**Exercise goal:** With the pictures left out, copy the listing below exactly.

**Data provided:**
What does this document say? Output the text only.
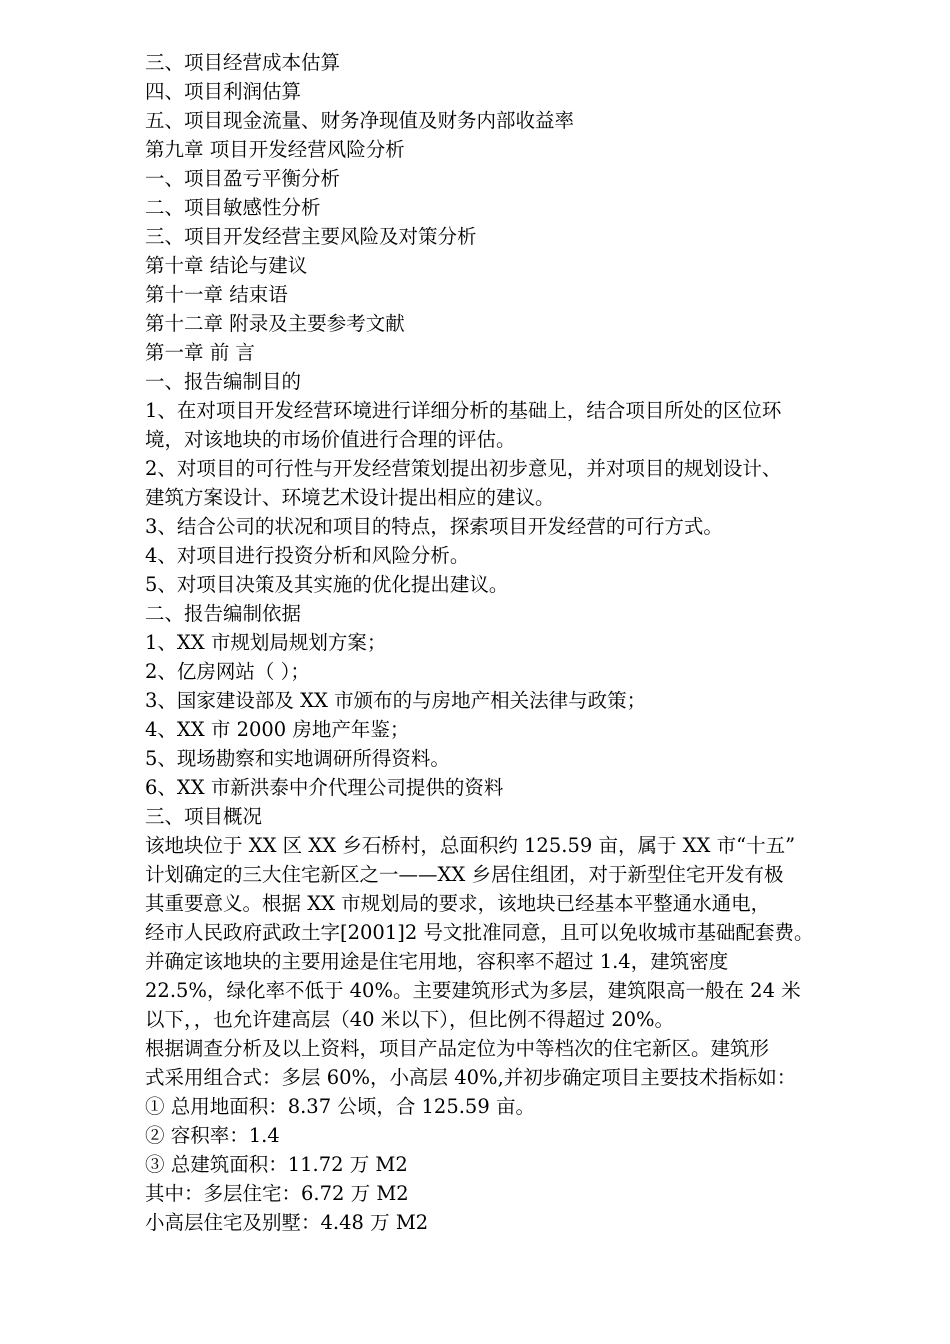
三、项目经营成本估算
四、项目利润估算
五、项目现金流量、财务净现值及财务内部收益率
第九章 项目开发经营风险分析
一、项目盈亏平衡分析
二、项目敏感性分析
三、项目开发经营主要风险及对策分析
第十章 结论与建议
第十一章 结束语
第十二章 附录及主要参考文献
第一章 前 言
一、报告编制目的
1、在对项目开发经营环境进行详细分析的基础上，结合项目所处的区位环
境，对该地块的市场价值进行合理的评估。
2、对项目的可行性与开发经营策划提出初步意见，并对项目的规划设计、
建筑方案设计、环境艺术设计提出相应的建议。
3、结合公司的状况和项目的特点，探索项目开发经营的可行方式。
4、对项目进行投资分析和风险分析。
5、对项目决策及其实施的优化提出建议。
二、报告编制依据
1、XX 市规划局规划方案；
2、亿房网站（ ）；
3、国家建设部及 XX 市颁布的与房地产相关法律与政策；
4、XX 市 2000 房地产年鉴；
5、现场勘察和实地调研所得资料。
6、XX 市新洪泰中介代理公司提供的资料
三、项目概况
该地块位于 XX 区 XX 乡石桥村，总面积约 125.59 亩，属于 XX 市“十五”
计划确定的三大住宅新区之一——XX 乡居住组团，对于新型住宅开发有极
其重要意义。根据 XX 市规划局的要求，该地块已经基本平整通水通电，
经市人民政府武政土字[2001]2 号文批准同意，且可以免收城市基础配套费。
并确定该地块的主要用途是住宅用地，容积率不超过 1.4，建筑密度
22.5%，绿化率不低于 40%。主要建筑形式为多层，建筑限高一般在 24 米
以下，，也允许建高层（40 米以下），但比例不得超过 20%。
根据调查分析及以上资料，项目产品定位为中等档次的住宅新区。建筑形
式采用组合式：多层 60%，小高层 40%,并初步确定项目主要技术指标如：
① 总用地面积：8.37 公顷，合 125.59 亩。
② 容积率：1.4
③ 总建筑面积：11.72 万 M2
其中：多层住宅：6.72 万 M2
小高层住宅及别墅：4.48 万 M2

**Exercise answer:**
What does this document say? Output the text only.
三、项目经营成本估算
四、项目利润估算
五、项目现金流量、财务净现值及财务内部收益率
第九章 项目开发经营风险分析
一、项目盈亏平衡分析
二、项目敏感性分析
三、项目开发经营主要风险及对策分析
第十章 结论与建议
第十一章 结束语
第十二章 附录及主要参考文献
第一章 前 言
一、报告编制目的
1、在对项目开发经营环境进行详细分析的基础上，结合项目所处的区位环
境，对该地块的市场价值进行合理的评估。
2、对项目的可行性与开发经营策划提出初步意见，并对项目的规划设计、
建筑方案设计、环境艺术设计提出相应的建议。
3、结合公司的状况和项目的特点，探索项目开发经营的可行方式。
4、对项目进行投资分析和风险分析。
5、对项目决策及其实施的优化提出建议。
二、报告编制依据
1、XX 市规划局规划方案；
2、亿房网站（ ）；
3、国家建设部及 XX 市颁布的与房地产相关法律与政策；
4、XX 市 2000 房地产年鉴；
5、现场勘察和实地调研所得资料。
6、XX 市新洪泰中介代理公司提供的资料
三、项目概况
该地块位于 XX 区 XX 乡石桥村，总面积约 125.59 亩，属于 XX 市“十五”
计划确定的三大住宅新区之一——XX 乡居住组团，对于新型住宅开发有极
其重要意义。根据 XX 市规划局的要求，该地块已经基本平整通水通电，
经市人民政府武政土字[2001]2 号文批准同意，且可以免收城市基础配套费。
并确定该地块的主要用途是住宅用地，容积率不超过 1.4，建筑密度
22.5%，绿化率不低于 40%。主要建筑形式为多层，建筑限高一般在 24 米
以下，，也允许建高层（40 米以下），但比例不得超过 20%。
根据调查分析及以上资料，项目产品定位为中等档次的住宅新区。建筑形
式采用组合式：多层 60%，小高层 40%,并初步确定项目主要技术指标如：
① 总用地面积：8.37 公顷，合 125.59 亩。
② 容积率：1.4
③ 总建筑面积：11.72 万 M2
其中：多层住宅：6.72 万 M2
小高层住宅及别墅：4.48 万 M2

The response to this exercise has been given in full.